* _Records for the task_
• • • •
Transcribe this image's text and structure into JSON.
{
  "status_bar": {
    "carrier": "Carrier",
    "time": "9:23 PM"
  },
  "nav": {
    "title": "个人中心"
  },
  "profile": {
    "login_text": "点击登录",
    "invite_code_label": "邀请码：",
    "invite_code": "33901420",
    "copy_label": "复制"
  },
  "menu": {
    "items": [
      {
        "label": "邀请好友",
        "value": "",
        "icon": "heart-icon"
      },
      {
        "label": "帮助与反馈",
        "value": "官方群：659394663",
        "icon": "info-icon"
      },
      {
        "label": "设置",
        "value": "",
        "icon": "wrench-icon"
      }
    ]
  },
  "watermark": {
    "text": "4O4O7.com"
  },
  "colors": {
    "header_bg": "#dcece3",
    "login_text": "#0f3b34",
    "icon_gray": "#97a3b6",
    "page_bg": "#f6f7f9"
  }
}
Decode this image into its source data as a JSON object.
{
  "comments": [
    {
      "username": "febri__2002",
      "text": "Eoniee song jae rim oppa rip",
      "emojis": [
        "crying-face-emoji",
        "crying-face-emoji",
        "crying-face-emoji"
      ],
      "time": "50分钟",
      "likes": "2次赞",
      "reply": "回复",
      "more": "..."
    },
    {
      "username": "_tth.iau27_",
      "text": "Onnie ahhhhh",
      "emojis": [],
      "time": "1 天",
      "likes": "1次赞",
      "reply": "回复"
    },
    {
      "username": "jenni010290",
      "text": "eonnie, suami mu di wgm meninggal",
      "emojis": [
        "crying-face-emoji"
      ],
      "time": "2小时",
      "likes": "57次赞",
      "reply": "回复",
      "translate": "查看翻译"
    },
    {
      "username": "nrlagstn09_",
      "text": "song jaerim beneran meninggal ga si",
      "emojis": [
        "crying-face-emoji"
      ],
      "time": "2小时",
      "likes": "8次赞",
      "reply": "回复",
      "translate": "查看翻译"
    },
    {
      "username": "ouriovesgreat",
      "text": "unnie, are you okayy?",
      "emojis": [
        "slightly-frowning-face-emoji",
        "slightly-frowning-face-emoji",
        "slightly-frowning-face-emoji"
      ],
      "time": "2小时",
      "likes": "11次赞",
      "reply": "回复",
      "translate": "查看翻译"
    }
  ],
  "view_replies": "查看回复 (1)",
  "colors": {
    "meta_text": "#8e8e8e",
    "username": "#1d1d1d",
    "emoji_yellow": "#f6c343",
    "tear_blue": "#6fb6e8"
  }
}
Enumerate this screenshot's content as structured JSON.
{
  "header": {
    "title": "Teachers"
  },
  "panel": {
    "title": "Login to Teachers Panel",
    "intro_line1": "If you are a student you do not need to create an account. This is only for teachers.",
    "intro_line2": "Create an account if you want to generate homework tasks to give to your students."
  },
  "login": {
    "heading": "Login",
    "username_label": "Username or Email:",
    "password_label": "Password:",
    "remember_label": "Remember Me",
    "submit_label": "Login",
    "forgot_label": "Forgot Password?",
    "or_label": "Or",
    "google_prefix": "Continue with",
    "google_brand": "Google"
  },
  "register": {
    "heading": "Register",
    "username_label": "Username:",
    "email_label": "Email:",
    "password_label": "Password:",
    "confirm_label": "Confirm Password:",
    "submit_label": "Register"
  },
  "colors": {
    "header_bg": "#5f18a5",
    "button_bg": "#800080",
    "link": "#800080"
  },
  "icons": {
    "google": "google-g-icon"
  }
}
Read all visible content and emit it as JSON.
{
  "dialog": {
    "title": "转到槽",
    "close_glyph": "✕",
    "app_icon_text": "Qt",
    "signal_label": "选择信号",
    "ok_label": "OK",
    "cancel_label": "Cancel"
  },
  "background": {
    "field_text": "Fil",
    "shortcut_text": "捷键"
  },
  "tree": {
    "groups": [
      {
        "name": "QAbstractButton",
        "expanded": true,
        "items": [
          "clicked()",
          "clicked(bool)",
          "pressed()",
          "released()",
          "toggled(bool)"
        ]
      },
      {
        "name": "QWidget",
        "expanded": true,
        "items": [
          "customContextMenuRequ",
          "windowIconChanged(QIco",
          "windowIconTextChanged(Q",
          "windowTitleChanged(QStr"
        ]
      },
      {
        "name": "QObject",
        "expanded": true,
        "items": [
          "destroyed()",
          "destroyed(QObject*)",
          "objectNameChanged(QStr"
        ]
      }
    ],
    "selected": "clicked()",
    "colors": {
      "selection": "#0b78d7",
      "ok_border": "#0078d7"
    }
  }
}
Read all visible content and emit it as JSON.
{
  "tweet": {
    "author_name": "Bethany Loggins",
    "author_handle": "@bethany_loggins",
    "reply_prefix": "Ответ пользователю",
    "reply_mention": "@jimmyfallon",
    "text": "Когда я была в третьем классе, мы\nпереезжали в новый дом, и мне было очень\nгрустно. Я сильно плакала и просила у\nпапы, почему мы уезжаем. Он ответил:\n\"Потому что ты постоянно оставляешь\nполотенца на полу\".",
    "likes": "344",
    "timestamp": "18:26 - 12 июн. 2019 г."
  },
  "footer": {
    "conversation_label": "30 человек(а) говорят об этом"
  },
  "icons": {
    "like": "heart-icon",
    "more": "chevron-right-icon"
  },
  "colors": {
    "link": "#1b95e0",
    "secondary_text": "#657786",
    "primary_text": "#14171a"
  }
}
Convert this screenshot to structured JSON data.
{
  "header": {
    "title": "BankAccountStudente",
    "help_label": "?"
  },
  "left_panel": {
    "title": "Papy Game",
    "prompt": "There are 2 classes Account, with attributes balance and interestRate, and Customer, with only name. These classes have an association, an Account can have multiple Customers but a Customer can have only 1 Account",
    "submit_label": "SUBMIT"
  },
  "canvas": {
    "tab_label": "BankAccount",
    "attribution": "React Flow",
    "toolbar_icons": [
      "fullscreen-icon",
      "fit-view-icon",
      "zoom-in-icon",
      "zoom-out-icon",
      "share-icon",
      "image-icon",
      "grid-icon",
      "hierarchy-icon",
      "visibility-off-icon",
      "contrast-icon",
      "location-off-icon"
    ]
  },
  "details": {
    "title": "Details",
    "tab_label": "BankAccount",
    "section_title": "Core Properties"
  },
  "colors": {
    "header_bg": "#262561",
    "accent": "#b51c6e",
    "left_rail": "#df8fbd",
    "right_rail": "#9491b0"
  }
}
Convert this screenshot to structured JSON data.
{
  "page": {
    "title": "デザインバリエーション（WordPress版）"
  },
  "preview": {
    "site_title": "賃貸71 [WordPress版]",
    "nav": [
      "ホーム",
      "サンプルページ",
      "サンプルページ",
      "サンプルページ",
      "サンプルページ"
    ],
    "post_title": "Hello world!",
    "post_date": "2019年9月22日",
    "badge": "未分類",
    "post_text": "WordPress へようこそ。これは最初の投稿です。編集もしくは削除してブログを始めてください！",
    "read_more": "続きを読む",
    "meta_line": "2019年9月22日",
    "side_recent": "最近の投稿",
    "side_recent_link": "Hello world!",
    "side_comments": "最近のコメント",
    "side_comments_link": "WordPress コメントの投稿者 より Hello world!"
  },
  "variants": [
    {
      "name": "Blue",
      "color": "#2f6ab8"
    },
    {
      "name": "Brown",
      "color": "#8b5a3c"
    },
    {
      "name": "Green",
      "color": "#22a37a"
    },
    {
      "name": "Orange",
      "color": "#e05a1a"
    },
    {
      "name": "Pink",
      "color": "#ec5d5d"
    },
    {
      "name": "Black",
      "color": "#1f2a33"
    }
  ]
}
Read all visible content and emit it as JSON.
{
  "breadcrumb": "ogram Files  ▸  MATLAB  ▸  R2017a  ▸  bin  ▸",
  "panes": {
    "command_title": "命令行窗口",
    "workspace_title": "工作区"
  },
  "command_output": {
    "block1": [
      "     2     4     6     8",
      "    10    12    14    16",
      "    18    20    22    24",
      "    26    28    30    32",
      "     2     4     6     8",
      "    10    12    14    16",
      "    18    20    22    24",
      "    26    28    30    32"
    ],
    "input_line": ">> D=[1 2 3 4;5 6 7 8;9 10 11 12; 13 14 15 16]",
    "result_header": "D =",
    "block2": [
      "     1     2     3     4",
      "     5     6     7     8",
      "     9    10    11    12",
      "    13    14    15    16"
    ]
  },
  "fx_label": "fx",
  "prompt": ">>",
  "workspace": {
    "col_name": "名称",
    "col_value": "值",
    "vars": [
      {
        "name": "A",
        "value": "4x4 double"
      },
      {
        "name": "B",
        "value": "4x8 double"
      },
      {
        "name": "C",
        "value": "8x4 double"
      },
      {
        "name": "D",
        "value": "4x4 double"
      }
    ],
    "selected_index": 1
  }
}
• • • •
* _Written request_
Filter the entries down to the lines with the word "Password" in them.

* _Exercise output_
    "password_label": "Password:",
    "forgot_label": "Forgot Password?",
    "password_label": "Password:",
    "confirm_label": "Confirm Password:",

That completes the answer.